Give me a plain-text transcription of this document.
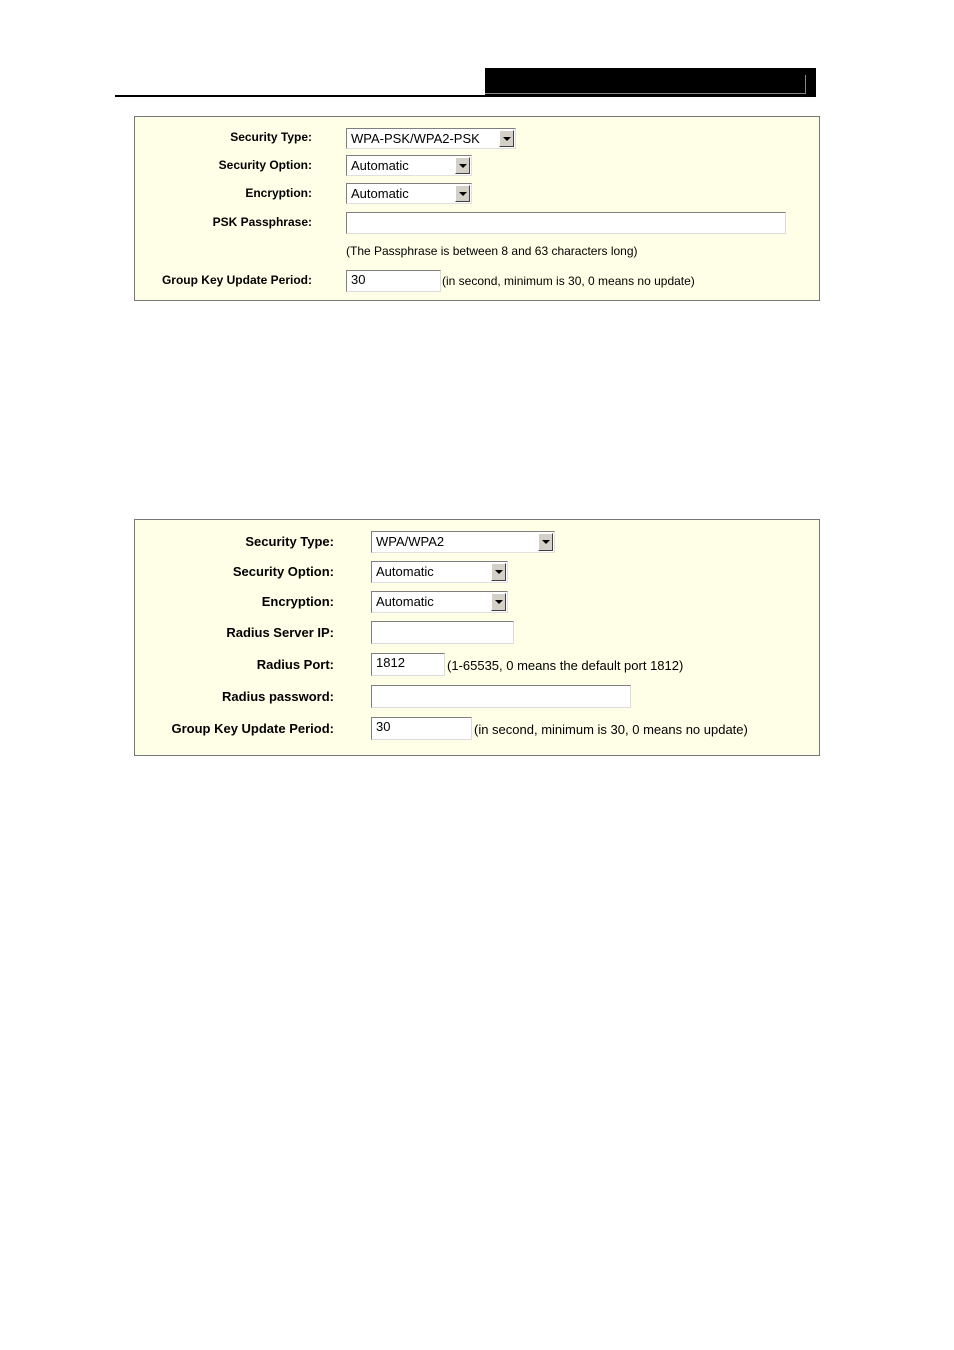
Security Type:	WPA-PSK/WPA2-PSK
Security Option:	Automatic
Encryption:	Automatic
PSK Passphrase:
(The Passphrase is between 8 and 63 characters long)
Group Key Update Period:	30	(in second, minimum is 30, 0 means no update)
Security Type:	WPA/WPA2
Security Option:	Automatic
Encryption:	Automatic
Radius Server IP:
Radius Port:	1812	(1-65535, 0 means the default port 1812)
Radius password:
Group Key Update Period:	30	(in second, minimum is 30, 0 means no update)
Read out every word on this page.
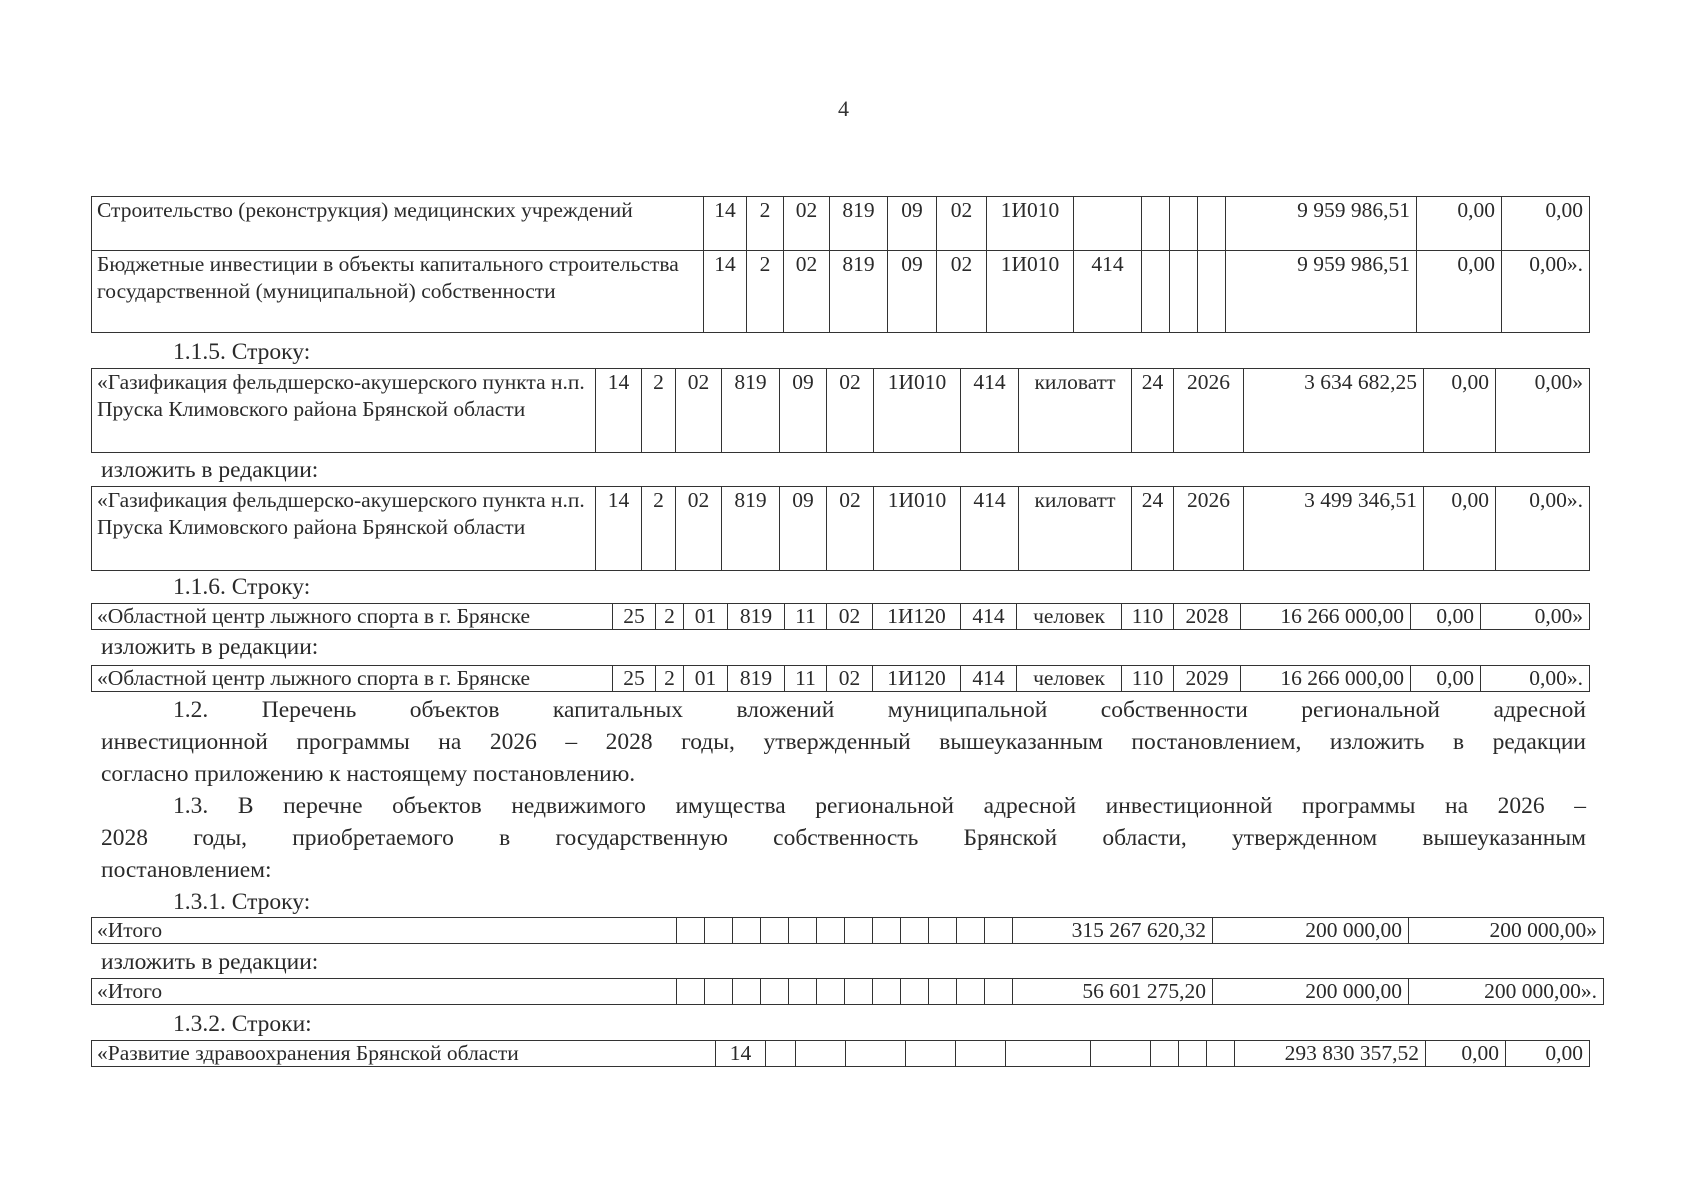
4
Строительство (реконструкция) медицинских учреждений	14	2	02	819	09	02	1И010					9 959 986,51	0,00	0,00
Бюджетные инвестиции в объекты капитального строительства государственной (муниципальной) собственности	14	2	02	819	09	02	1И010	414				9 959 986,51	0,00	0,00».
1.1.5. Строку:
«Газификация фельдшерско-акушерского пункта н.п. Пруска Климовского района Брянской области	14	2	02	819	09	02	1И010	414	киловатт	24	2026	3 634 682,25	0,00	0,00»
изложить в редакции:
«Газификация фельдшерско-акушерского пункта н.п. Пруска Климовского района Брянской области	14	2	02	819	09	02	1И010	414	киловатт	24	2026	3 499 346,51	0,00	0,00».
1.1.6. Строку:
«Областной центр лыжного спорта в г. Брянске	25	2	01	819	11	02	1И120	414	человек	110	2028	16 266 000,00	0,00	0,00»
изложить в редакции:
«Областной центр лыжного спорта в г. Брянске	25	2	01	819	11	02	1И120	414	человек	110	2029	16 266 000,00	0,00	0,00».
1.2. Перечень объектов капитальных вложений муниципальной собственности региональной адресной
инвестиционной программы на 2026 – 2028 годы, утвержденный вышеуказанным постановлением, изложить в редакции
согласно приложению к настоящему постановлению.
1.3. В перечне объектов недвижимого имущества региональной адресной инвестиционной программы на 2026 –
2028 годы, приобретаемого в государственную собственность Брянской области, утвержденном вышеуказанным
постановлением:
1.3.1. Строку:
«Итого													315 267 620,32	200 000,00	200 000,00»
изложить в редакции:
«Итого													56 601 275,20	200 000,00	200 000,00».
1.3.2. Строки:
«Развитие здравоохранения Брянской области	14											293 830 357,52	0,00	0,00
+ + +
What the task asks
Collect each line containing the string "лыжного".

Solution to the problem
«Областной центр лыжного спорта в г. Брянске	25	2	01	819	11	02	1И120	414	человек	110	2028	16 266 000,00	0,00	0,00»
«Областной центр лыжного спорта в г. Брянске	25	2	01	819	11	02	1И120	414	человек	110	2029	16 266 000,00	0,00	0,00».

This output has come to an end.